* [Task goal]:
Copy every entry precisely.

Items listed in a dataset:
━━━━━━━━━━━━━━━━━━━━━━━━━━━━━━

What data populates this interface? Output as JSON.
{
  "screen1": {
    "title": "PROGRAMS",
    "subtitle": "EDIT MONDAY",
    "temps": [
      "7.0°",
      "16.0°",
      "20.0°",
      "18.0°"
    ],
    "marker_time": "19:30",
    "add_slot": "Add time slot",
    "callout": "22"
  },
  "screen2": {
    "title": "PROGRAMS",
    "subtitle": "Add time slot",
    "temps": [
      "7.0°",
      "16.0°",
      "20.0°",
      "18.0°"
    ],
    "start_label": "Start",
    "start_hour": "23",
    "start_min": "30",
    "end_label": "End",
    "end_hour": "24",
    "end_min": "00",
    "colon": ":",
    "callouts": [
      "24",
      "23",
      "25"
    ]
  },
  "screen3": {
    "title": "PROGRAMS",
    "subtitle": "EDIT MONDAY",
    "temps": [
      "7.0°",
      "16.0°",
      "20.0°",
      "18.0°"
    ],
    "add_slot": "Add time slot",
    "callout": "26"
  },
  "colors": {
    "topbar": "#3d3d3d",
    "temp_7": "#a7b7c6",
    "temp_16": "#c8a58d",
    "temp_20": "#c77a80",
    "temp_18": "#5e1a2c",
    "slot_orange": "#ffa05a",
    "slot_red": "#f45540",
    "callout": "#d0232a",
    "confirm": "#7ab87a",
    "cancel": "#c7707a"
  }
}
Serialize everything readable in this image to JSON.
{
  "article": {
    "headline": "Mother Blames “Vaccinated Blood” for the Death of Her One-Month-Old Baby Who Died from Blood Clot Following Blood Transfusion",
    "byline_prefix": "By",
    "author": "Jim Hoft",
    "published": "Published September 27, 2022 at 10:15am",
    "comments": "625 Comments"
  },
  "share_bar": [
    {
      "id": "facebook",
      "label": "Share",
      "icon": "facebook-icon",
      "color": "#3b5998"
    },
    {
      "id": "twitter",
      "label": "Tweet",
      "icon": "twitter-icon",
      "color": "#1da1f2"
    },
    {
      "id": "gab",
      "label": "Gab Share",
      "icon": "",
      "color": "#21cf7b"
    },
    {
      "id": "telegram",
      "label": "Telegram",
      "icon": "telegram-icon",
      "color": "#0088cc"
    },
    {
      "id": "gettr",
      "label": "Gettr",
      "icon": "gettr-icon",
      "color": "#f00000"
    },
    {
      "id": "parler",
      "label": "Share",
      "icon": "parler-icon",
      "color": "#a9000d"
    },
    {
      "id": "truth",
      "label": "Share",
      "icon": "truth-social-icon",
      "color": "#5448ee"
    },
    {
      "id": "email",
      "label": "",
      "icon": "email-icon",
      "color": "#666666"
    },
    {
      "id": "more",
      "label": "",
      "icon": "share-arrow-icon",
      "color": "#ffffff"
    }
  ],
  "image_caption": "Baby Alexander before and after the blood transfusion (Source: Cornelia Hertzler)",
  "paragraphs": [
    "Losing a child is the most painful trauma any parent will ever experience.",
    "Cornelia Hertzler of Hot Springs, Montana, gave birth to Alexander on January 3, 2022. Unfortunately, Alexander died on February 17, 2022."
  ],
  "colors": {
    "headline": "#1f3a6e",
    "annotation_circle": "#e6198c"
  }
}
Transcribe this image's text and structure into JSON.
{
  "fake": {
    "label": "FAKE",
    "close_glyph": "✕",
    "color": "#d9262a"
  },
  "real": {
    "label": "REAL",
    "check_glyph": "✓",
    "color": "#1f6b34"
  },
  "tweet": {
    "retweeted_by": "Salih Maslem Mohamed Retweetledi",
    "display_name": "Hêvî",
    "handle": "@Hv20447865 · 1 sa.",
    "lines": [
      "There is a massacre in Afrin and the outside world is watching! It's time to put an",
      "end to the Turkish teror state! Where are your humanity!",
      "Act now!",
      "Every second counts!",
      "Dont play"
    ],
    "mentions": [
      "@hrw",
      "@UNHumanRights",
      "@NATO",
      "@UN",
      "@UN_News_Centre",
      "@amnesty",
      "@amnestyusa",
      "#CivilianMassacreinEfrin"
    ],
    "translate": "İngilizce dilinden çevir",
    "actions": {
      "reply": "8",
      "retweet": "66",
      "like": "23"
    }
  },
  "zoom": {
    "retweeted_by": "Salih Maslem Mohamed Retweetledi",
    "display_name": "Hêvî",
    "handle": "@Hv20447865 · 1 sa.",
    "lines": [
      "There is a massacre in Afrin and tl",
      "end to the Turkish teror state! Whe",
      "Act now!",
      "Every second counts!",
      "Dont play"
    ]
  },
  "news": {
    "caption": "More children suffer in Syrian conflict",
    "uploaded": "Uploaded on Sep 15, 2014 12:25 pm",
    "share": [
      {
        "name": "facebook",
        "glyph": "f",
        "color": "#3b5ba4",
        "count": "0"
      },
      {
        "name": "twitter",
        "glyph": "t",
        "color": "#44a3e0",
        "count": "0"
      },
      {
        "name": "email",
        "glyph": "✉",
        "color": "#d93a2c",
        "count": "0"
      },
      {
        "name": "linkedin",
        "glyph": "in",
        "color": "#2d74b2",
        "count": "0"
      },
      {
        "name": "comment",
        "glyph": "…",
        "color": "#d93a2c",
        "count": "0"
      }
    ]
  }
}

━━━━━━━━━━━━━━━━━━━━━━━━━━━━━━

* [Complete output]:
What data populates this interface? Output as JSON.
{
  "screen1": {
    "title": "PROGRAMS",
    "subtitle": "EDIT MONDAY",
    "temps": [
      "7.0°",
      "16.0°",
      "20.0°",
      "18.0°"
    ],
    "marker_time": "19:30",
    "add_slot": "Add time slot",
    "callout": "22"
  },
  "screen2": {
    "title": "PROGRAMS",
    "subtitle": "Add time slot",
    "temps": [
      "7.0°",
      "16.0°",
      "20.0°",
      "18.0°"
    ],
    "start_label": "Start",
    "start_hour": "23",
    "start_min": "30",
    "end_label": "End",
    "end_hour": "24",
    "end_min": "00",
    "colon": ":",
    "callouts": [
      "24",
      "23",
      "25"
    ]
  },
  "screen3": {
    "title": "PROGRAMS",
    "subtitle": "EDIT MONDAY",
    "temps": [
      "7.0°",
      "16.0°",
      "20.0°",
      "18.0°"
    ],
    "add_slot": "Add time slot",
    "callout": "26"
  },
  "colors": {
    "topbar": "#3d3d3d",
    "temp_7": "#a7b7c6",
    "temp_16": "#c8a58d",
    "temp_20": "#c77a80",
    "temp_18": "#5e1a2c",
    "slot_orange": "#ffa05a",
    "slot_red": "#f45540",
    "callout": "#d0232a",
    "confirm": "#7ab87a",
    "cancel": "#c7707a"
  }
}
Serialize everything readable in this image to JSON.
{
  "article": {
    "headline": "Mother Blames “Vaccinated Blood” for the Death of Her One-Month-Old Baby Who Died from Blood Clot Following Blood Transfusion",
    "byline_prefix": "By",
    "author": "Jim Hoft",
    "published": "Published September 27, 2022 at 10:15am",
    "comments": "625 Comments"
  },
  "share_bar": [
    {
      "id": "facebook",
      "label": "Share",
      "icon": "facebook-icon",
      "color": "#3b5998"
    },
    {
      "id": "twitter",
      "label": "Tweet",
      "icon": "twitter-icon",
      "color": "#1da1f2"
    },
    {
      "id": "gab",
      "label": "Gab Share",
      "icon": "",
      "color": "#21cf7b"
    },
    {
      "id": "telegram",
      "label": "Telegram",
      "icon": "telegram-icon",
      "color": "#0088cc"
    },
    {
      "id": "gettr",
      "label": "Gettr",
      "icon": "gettr-icon",
      "color": "#f00000"
    },
    {
      "id": "parler",
      "label": "Share",
      "icon": "parler-icon",
      "color": "#a9000d"
    },
    {
      "id": "truth",
      "label": "Share",
      "icon": "truth-social-icon",
      "color": "#5448ee"
    },
    {
      "id": "email",
      "label": "",
      "icon": "email-icon",
      "color": "#666666"
    },
    {
      "id": "more",
      "label": "",
      "icon": "share-arrow-icon",
      "color": "#ffffff"
    }
  ],
  "image_caption": "Baby Alexander before and after the blood transfusion (Source: Cornelia Hertzler)",
  "paragraphs": [
    "Losing a child is the most painful trauma any parent will ever experience.",
    "Cornelia Hertzler of Hot Springs, Montana, gave birth to Alexander on January 3, 2022. Unfortunately, Alexander died on February 17, 2022."
  ],
  "colors": {
    "headline": "#1f3a6e",
    "annotation_circle": "#e6198c"
  }
}
Transcribe this image's text and structure into JSON.
{
  "fake": {
    "label": "FAKE",
    "close_glyph": "✕",
    "color": "#d9262a"
  },
  "real": {
    "label": "REAL",
    "check_glyph": "✓",
    "color": "#1f6b34"
  },
  "tweet": {
    "retweeted_by": "Salih Maslem Mohamed Retweetledi",
    "display_name": "Hêvî",
    "handle": "@Hv20447865 · 1 sa.",
    "lines": [
      "There is a massacre in Afrin and the outside world is watching! It's time to put an",
      "end to the Turkish teror state! Where are your humanity!",
      "Act now!",
      "Every second counts!",
      "Dont play"
    ],
    "mentions": [
      "@hrw",
      "@UNHumanRights",
      "@NATO",
      "@UN",
      "@UN_News_Centre",
      "@amnesty",
      "@amnestyusa",
      "#CivilianMassacreinEfrin"
    ],
    "translate": "İngilizce dilinden çevir",
    "actions": {
      "reply": "8",
      "retweet": "66",
      "like": "23"
    }
  },
  "zoom": {
    "retweeted_by": "Salih Maslem Mohamed Retweetledi",
    "display_name": "Hêvî",
    "handle": "@Hv20447865 · 1 sa.",
    "lines": [
      "There is a massacre in Afrin and tl",
      "end to the Turkish teror state! Whe",
      "Act now!",
      "Every second counts!",
      "Dont play"
    ]
  },
  "news": {
    "caption": "More children suffer in Syrian conflict",
    "uploaded": "Uploaded on Sep 15, 2014 12:25 pm",
    "share": [
      {
        "name": "facebook",
        "glyph": "f",
        "color": "#3b5ba4",
        "count": "0"
      },
      {
        "name": "twitter",
        "glyph": "t",
        "color": "#44a3e0",
        "count": "0"
      },
      {
        "name": "email",
        "glyph": "✉",
        "color": "#d93a2c",
        "count": "0"
      },
      {
        "name": "linkedin",
        "glyph": "in",
        "color": "#2d74b2",
        "count": "0"
      },
      {
        "name": "comment",
        "glyph": "…",
        "color": "#d93a2c",
        "count": "0"
      }
    ]
  }
}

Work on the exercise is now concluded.